-- begin EXTRACTED MATERIAL --

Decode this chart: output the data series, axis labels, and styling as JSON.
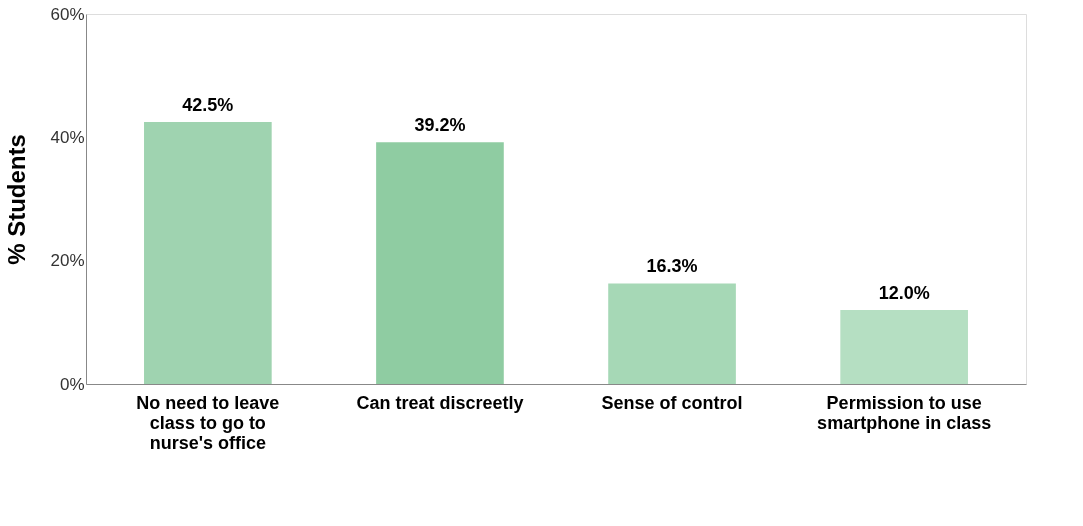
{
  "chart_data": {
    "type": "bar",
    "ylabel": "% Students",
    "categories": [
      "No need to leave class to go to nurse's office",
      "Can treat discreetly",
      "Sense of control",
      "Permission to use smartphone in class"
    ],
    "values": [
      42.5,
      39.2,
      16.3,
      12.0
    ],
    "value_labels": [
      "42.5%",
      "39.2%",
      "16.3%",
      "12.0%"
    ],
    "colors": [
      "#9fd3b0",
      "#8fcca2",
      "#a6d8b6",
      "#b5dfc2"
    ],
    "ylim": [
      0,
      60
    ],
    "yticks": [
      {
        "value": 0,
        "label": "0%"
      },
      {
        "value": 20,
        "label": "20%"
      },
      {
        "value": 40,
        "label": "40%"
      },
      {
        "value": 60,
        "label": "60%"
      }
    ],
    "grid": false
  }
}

-- end EXTRACTED MATERIAL --
-- begin EXTRACTED MATERIAL --

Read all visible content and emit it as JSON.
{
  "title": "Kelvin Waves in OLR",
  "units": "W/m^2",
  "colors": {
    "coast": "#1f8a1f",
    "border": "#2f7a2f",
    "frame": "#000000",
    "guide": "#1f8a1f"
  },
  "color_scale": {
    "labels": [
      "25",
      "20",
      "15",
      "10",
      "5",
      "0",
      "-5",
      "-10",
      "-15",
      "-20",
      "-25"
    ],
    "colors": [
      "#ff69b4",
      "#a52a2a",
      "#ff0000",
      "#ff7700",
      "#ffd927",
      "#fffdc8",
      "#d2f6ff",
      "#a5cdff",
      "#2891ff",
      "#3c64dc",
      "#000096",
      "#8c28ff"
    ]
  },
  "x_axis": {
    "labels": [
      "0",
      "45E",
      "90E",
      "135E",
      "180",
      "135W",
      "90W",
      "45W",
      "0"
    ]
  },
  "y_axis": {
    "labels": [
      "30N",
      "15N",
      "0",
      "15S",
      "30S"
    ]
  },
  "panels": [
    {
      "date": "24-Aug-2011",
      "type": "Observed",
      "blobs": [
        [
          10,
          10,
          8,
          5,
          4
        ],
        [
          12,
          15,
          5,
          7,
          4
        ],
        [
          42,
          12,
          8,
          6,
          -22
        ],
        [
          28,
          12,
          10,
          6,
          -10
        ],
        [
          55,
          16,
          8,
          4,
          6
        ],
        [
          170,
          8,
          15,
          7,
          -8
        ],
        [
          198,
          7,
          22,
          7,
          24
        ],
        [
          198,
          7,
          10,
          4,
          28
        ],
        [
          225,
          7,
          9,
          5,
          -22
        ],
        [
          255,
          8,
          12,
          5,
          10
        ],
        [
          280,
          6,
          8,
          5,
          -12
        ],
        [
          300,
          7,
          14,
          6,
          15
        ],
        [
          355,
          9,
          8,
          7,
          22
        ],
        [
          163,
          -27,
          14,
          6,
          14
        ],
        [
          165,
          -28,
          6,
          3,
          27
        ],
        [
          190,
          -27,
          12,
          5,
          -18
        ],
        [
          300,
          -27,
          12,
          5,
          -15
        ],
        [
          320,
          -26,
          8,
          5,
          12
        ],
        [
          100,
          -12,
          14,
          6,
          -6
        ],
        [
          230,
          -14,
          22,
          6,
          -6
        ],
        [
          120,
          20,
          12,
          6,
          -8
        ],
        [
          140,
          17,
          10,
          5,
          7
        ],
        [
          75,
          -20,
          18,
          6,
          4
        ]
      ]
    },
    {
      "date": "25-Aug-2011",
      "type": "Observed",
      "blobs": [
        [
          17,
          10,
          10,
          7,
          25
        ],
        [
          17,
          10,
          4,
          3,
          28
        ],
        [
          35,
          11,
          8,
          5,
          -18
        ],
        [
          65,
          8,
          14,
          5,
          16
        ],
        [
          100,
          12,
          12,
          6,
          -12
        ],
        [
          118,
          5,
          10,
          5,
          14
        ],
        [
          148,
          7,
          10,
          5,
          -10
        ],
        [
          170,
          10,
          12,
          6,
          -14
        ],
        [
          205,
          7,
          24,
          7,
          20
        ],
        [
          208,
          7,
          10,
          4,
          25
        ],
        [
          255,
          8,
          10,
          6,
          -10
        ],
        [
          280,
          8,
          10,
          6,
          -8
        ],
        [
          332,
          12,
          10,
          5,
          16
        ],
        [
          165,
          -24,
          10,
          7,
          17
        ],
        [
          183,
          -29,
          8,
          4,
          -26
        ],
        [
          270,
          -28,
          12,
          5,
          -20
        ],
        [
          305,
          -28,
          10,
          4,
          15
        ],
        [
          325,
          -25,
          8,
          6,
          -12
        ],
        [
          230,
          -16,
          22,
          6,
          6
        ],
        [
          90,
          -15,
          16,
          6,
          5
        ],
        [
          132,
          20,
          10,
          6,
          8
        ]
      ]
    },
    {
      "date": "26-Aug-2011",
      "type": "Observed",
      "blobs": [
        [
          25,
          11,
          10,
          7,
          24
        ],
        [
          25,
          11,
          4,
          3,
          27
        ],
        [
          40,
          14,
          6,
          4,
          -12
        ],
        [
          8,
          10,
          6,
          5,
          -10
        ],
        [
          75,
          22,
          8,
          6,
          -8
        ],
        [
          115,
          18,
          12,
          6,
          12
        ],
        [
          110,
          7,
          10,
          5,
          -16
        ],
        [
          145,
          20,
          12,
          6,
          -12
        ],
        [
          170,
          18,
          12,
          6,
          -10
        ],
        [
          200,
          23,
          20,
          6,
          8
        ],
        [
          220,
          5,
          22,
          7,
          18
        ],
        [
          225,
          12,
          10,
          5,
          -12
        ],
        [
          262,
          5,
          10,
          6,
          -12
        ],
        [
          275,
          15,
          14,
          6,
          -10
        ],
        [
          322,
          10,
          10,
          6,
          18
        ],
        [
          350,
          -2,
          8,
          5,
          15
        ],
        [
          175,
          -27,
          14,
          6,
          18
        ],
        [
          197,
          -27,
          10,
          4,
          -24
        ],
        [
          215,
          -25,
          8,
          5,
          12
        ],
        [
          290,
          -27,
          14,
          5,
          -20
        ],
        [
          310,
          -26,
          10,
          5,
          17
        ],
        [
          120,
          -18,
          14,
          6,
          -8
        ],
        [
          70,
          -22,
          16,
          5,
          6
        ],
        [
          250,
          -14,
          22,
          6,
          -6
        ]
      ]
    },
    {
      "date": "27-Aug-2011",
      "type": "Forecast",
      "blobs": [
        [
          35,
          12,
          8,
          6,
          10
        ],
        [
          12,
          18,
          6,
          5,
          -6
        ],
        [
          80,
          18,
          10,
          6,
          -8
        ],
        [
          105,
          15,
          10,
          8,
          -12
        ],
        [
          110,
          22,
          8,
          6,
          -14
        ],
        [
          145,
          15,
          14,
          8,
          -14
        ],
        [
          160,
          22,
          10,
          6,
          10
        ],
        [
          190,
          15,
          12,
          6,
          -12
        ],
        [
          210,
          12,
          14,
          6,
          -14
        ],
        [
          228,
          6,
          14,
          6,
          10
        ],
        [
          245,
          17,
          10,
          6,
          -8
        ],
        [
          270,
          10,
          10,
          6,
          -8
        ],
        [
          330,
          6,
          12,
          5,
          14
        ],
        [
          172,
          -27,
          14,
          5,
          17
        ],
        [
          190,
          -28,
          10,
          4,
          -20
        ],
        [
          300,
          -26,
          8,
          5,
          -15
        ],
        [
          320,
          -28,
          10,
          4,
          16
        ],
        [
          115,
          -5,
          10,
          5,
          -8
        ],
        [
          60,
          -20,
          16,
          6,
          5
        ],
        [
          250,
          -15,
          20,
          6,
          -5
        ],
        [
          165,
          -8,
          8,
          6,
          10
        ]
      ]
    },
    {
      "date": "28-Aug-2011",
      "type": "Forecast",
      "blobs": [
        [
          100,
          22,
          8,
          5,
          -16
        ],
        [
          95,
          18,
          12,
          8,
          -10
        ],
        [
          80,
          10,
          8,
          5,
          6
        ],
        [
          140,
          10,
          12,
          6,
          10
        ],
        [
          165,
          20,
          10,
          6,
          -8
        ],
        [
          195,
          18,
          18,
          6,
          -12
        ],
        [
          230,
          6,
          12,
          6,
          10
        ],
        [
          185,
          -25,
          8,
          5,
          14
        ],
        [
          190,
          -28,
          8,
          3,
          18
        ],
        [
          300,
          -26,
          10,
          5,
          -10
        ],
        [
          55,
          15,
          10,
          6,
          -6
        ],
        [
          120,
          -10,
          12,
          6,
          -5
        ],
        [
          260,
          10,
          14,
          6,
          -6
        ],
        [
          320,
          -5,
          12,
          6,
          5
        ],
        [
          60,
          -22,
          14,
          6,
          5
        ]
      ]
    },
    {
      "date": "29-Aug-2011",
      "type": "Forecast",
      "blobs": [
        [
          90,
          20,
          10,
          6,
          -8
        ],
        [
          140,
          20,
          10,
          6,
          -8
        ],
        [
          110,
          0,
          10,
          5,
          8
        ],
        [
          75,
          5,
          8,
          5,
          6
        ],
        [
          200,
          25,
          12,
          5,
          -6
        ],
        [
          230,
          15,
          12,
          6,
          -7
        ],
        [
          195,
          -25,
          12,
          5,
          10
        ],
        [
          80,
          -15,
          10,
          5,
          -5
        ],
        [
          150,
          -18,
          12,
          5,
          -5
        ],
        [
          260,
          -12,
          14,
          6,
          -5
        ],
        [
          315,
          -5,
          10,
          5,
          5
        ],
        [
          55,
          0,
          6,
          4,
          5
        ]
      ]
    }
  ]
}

-- end EXTRACTED MATERIAL --

# TASK DESCRIPTION:
Go through the records and copy each line with "date" in it.

# PROBLEM SOLUTION:
      "date": "24-Aug-2011",
      "date": "25-Aug-2011",
      "date": "26-Aug-2011",
      "date": "27-Aug-2011",
      "date": "28-Aug-2011",
      "date": "29-Aug-2011",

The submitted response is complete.